#### OBJECTIVE:
Please output the lines shown below exactly as they appear.

#### PROVIDED DATA:
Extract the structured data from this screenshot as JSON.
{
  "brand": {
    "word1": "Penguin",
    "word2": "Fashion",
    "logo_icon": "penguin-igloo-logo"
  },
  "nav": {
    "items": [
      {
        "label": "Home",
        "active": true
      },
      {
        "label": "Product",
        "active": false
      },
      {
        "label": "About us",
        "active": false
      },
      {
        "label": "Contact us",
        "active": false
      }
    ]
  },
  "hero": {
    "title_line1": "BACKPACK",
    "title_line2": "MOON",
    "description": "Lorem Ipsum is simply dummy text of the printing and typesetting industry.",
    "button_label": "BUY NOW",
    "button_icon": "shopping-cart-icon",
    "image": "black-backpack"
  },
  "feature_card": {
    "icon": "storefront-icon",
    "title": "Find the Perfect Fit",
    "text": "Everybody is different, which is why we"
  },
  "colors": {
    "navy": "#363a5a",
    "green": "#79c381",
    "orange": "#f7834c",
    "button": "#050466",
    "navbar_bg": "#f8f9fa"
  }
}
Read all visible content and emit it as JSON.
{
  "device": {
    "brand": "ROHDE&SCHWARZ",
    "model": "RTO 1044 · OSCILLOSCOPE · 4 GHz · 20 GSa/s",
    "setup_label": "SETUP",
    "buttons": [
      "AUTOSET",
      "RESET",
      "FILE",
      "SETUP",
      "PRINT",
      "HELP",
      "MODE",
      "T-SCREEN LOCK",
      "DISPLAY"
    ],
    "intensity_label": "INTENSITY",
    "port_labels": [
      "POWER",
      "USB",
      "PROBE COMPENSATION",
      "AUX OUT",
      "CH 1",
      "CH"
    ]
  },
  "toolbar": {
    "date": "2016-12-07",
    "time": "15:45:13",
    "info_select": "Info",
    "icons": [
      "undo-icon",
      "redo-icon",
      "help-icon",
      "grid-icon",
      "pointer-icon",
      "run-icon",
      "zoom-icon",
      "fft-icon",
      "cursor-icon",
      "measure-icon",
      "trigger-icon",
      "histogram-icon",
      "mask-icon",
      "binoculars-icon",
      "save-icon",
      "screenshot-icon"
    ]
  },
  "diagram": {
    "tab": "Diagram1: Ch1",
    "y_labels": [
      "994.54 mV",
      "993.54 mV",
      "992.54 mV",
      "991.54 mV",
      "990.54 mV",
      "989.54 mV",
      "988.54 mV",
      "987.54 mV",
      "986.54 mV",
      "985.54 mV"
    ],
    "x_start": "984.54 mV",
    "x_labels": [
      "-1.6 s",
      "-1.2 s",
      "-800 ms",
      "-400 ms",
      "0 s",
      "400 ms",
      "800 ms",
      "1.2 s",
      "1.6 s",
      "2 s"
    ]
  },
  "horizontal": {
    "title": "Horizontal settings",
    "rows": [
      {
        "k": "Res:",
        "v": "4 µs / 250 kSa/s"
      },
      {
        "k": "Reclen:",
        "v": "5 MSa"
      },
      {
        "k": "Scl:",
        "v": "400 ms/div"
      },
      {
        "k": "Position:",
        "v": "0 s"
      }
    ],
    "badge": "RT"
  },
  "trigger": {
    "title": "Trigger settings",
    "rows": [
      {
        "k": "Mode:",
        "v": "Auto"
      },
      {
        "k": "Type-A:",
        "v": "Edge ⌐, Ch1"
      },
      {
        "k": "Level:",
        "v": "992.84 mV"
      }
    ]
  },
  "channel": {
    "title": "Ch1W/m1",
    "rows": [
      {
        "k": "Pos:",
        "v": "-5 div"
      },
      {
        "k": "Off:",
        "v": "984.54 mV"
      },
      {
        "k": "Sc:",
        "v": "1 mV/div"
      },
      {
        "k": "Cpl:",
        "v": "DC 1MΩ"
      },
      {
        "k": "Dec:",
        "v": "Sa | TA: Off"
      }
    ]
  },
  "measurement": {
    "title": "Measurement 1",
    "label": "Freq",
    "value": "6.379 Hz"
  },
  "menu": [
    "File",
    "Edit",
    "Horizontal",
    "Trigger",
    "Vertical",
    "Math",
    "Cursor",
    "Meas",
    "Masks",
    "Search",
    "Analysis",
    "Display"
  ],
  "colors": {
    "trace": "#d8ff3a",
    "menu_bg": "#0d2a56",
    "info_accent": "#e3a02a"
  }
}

#### WRITTEN RESPONSE:
Extract the structured data from this screenshot as JSON.
{
  "brand": {
    "word1": "Penguin",
    "word2": "Fashion",
    "logo_icon": "penguin-igloo-logo"
  },
  "nav": {
    "items": [
      {
        "label": "Home",
        "active": true
      },
      {
        "label": "Product",
        "active": false
      },
      {
        "label": "About us",
        "active": false
      },
      {
        "label": "Contact us",
        "active": false
      }
    ]
  },
  "hero": {
    "title_line1": "BACKPACK",
    "title_line2": "MOON",
    "description": "Lorem Ipsum is simply dummy text of the printing and typesetting industry.",
    "button_label": "BUY NOW",
    "button_icon": "shopping-cart-icon",
    "image": "black-backpack"
  },
  "feature_card": {
    "icon": "storefront-icon",
    "title": "Find the Perfect Fit",
    "text": "Everybody is different, which is why we"
  },
  "colors": {
    "navy": "#363a5a",
    "green": "#79c381",
    "orange": "#f7834c",
    "button": "#050466",
    "navbar_bg": "#f8f9fa"
  }
}
Read all visible content and emit it as JSON.
{
  "device": {
    "brand": "ROHDE&SCHWARZ",
    "model": "RTO 1044 · OSCILLOSCOPE · 4 GHz · 20 GSa/s",
    "setup_label": "SETUP",
    "buttons": [
      "AUTOSET",
      "RESET",
      "FILE",
      "SETUP",
      "PRINT",
      "HELP",
      "MODE",
      "T-SCREEN LOCK",
      "DISPLAY"
    ],
    "intensity_label": "INTENSITY",
    "port_labels": [
      "POWER",
      "USB",
      "PROBE COMPENSATION",
      "AUX OUT",
      "CH 1",
      "CH"
    ]
  },
  "toolbar": {
    "date": "2016-12-07",
    "time": "15:45:13",
    "info_select": "Info",
    "icons": [
      "undo-icon",
      "redo-icon",
      "help-icon",
      "grid-icon",
      "pointer-icon",
      "run-icon",
      "zoom-icon",
      "fft-icon",
      "cursor-icon",
      "measure-icon",
      "trigger-icon",
      "histogram-icon",
      "mask-icon",
      "binoculars-icon",
      "save-icon",
      "screenshot-icon"
    ]
  },
  "diagram": {
    "tab": "Diagram1: Ch1",
    "y_labels": [
      "994.54 mV",
      "993.54 mV",
      "992.54 mV",
      "991.54 mV",
      "990.54 mV",
      "989.54 mV",
      "988.54 mV",
      "987.54 mV",
      "986.54 mV",
      "985.54 mV"
    ],
    "x_start": "984.54 mV",
    "x_labels": [
      "-1.6 s",
      "-1.2 s",
      "-800 ms",
      "-400 ms",
      "0 s",
      "400 ms",
      "800 ms",
      "1.2 s",
      "1.6 s",
      "2 s"
    ]
  },
  "horizontal": {
    "title": "Horizontal settings",
    "rows": [
      {
        "k": "Res:",
        "v": "4 µs / 250 kSa/s"
      },
      {
        "k": "Reclen:",
        "v": "5 MSa"
      },
      {
        "k": "Scl:",
        "v": "400 ms/div"
      },
      {
        "k": "Position:",
        "v": "0 s"
      }
    ],
    "badge": "RT"
  },
  "trigger": {
    "title": "Trigger settings",
    "rows": [
      {
        "k": "Mode:",
        "v": "Auto"
      },
      {
        "k": "Type-A:",
        "v": "Edge ⌐, Ch1"
      },
      {
        "k": "Level:",
        "v": "992.84 mV"
      }
    ]
  },
  "channel": {
    "title": "Ch1W/m1",
    "rows": [
      {
        "k": "Pos:",
        "v": "-5 div"
      },
      {
        "k": "Off:",
        "v": "984.54 mV"
      },
      {
        "k": "Sc:",
        "v": "1 mV/div"
      },
      {
        "k": "Cpl:",
        "v": "DC 1MΩ"
      },
      {
        "k": "Dec:",
        "v": "Sa | TA: Off"
      }
    ]
  },
  "measurement": {
    "title": "Measurement 1",
    "label": "Freq",
    "value": "6.379 Hz"
  },
  "menu": [
    "File",
    "Edit",
    "Horizontal",
    "Trigger",
    "Vertical",
    "Math",
    "Cursor",
    "Meas",
    "Masks",
    "Search",
    "Analysis",
    "Display"
  ],
  "colors": {
    "trace": "#d8ff3a",
    "menu_bg": "#0d2a56",
    "info_accent": "#e3a02a"
  }
}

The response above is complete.